ASSIGNMENT: Scan the entries for lines with the word "Hoechst" and copy those lines.
=== Section Start ===
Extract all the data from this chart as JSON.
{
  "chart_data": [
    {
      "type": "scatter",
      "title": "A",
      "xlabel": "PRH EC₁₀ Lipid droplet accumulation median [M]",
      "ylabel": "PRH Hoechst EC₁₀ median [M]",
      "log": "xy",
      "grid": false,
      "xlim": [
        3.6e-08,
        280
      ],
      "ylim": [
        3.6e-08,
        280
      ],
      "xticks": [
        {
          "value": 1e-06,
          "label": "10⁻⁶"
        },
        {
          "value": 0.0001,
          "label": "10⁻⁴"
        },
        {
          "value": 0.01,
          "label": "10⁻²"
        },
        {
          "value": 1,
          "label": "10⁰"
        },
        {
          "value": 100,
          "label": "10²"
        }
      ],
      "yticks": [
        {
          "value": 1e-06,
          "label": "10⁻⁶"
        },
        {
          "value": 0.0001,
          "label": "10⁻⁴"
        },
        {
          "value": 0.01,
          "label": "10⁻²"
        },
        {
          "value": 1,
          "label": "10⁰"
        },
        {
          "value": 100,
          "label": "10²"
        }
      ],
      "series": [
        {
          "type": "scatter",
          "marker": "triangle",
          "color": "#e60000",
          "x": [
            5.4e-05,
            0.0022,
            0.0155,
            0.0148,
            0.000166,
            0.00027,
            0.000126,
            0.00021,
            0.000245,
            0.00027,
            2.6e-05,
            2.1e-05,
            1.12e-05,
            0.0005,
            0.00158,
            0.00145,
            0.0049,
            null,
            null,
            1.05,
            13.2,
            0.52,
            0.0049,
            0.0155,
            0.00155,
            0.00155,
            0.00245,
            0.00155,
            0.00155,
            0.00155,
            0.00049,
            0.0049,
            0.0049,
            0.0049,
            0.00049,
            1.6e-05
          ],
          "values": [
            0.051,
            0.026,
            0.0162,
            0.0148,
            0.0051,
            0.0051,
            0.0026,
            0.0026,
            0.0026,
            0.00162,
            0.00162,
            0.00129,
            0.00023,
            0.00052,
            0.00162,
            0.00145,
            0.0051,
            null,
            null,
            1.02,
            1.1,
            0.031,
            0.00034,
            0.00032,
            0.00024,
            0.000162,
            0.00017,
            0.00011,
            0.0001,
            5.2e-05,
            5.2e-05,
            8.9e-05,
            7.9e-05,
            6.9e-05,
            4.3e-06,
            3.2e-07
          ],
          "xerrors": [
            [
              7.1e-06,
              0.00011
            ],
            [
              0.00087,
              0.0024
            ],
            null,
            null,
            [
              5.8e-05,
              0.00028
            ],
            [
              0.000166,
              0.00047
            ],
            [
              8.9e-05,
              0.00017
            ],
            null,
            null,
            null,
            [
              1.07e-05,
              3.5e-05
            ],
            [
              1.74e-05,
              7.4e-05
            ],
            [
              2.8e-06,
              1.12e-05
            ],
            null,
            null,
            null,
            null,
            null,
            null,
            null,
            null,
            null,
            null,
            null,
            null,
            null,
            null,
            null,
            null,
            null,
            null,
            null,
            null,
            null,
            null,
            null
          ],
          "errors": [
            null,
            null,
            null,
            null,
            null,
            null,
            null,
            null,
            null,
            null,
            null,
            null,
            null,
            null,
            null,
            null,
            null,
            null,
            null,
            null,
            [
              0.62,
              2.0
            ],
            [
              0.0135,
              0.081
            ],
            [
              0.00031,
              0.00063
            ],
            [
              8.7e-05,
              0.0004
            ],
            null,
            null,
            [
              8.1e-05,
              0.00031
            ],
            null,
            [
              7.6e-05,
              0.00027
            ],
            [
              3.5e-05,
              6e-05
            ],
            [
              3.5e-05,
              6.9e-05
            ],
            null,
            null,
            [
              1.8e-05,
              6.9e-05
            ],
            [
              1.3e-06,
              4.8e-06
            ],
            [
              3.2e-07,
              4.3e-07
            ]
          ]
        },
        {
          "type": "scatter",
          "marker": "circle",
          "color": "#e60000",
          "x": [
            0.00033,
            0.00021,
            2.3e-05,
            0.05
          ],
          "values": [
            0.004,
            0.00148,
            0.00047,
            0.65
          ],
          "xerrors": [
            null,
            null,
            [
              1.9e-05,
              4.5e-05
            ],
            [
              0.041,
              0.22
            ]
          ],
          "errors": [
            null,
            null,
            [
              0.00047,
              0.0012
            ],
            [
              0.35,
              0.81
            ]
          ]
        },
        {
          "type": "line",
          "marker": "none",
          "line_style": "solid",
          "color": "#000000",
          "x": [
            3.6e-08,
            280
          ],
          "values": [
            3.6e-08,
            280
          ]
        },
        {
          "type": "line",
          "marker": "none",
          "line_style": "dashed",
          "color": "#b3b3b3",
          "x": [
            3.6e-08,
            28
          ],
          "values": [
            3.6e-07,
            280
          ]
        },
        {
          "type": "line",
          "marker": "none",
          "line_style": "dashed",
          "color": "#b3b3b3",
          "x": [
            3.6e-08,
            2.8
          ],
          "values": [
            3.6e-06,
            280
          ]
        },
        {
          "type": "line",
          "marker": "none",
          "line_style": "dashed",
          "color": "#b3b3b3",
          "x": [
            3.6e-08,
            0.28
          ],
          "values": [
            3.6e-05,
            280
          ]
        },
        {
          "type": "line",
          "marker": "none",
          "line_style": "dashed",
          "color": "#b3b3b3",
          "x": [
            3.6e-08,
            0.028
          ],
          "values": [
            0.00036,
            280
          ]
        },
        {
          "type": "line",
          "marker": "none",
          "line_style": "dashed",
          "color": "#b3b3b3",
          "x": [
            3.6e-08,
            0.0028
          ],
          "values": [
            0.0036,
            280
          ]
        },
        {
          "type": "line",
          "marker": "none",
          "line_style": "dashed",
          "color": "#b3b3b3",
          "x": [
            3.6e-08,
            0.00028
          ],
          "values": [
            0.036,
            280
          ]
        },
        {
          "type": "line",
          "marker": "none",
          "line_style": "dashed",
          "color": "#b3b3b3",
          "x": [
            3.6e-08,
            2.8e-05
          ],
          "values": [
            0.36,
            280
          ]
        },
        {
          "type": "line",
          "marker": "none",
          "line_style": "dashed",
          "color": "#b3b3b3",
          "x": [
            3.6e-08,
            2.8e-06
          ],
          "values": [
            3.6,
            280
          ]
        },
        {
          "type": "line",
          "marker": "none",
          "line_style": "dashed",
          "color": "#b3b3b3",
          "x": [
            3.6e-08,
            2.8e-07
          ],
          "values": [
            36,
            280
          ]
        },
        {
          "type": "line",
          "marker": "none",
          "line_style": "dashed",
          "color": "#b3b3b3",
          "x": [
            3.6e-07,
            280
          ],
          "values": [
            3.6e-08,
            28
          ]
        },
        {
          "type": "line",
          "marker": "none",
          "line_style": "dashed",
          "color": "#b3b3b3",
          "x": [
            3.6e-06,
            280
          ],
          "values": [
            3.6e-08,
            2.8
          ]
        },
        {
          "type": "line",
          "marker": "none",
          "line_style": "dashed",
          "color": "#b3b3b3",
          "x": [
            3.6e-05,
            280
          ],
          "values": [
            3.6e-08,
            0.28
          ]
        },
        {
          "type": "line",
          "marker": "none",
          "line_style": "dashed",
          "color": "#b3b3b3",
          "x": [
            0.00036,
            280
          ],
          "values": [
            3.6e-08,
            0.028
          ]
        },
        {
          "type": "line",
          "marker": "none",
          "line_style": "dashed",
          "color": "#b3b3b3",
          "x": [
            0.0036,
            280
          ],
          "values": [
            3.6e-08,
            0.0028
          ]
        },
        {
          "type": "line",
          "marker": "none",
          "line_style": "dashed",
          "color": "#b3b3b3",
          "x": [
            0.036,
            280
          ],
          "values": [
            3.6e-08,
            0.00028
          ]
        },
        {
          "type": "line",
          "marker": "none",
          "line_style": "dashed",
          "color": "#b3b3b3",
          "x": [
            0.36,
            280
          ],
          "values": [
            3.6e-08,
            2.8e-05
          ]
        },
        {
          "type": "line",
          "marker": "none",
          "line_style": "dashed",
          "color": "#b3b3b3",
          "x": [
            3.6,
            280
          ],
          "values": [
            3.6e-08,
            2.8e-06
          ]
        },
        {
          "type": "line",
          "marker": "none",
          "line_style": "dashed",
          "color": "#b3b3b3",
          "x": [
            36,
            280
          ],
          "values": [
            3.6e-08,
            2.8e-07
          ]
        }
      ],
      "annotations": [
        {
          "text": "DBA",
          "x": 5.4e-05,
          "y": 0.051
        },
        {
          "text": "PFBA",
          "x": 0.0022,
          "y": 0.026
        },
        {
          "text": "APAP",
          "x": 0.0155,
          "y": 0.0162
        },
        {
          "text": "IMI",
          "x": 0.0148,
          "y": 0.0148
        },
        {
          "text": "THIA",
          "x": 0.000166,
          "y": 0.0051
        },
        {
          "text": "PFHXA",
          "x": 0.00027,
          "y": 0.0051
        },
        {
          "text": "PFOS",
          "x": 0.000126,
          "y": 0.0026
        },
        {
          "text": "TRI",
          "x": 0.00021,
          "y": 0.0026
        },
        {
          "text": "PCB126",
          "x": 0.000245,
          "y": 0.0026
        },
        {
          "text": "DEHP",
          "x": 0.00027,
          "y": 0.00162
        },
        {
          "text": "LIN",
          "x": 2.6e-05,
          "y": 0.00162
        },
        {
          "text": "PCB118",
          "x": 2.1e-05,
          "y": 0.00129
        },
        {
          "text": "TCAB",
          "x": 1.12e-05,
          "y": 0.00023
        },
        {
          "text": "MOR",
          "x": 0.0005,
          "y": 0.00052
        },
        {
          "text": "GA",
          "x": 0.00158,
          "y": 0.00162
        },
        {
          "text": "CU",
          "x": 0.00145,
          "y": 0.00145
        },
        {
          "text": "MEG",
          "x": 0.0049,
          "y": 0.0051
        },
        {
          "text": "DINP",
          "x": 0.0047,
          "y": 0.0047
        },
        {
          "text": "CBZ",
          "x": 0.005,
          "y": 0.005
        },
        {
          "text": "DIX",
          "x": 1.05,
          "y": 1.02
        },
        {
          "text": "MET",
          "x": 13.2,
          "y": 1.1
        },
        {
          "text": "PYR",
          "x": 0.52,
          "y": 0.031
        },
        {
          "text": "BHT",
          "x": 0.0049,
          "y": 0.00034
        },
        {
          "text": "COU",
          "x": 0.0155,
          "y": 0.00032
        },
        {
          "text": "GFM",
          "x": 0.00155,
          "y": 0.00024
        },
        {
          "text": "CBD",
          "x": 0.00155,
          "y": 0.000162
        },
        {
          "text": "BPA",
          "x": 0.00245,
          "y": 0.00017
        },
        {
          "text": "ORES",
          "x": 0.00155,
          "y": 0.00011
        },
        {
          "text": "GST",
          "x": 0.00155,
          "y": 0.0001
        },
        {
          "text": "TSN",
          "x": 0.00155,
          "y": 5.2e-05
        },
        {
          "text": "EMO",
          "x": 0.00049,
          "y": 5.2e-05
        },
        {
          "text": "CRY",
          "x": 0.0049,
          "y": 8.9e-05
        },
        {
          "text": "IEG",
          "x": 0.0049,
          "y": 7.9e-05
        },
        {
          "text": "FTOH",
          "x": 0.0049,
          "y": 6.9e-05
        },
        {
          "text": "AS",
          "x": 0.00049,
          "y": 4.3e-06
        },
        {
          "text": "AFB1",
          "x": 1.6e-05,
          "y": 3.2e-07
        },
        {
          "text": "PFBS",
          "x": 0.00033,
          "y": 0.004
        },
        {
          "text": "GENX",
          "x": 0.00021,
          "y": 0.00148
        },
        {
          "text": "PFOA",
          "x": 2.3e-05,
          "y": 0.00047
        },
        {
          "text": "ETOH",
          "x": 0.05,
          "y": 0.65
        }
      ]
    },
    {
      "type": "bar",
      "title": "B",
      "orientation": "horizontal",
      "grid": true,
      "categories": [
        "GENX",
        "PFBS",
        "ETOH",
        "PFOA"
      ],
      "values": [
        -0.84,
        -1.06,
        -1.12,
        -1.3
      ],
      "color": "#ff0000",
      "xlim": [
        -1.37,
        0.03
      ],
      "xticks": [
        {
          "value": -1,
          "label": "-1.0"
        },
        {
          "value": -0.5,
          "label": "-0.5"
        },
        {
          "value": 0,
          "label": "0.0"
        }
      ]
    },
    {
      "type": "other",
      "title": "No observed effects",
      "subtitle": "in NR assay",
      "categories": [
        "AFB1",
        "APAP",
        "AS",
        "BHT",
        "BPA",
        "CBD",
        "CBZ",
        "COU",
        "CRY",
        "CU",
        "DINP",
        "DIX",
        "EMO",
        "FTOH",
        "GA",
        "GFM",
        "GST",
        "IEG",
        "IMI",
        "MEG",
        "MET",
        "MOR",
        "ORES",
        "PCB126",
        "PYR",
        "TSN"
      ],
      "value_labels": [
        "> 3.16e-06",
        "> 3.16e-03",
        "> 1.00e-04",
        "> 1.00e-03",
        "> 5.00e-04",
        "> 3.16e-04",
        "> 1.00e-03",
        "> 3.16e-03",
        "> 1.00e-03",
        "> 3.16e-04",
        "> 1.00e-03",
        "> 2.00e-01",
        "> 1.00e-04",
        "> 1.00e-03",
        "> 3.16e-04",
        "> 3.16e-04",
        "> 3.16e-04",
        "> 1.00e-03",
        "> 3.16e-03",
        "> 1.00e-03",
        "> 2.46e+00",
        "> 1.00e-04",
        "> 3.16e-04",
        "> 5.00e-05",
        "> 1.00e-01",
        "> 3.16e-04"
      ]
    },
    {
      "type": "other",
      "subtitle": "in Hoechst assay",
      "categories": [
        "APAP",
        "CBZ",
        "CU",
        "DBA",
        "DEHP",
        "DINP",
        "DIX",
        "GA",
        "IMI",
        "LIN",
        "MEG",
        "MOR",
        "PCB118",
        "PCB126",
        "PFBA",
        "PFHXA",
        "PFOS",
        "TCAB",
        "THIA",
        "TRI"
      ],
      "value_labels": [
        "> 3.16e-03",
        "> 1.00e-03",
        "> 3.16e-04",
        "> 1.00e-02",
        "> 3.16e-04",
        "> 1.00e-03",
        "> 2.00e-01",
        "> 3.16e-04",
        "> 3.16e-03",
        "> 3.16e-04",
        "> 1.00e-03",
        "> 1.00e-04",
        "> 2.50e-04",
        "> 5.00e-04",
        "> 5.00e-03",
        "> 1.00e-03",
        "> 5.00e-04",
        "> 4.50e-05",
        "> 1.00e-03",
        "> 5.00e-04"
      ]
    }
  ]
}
=== Section End ===
FINAL ANSWER:
      "ylabel": "PRH Hoechst EC₁₀ median [M]",
      "subtitle": "in Hoechst assay",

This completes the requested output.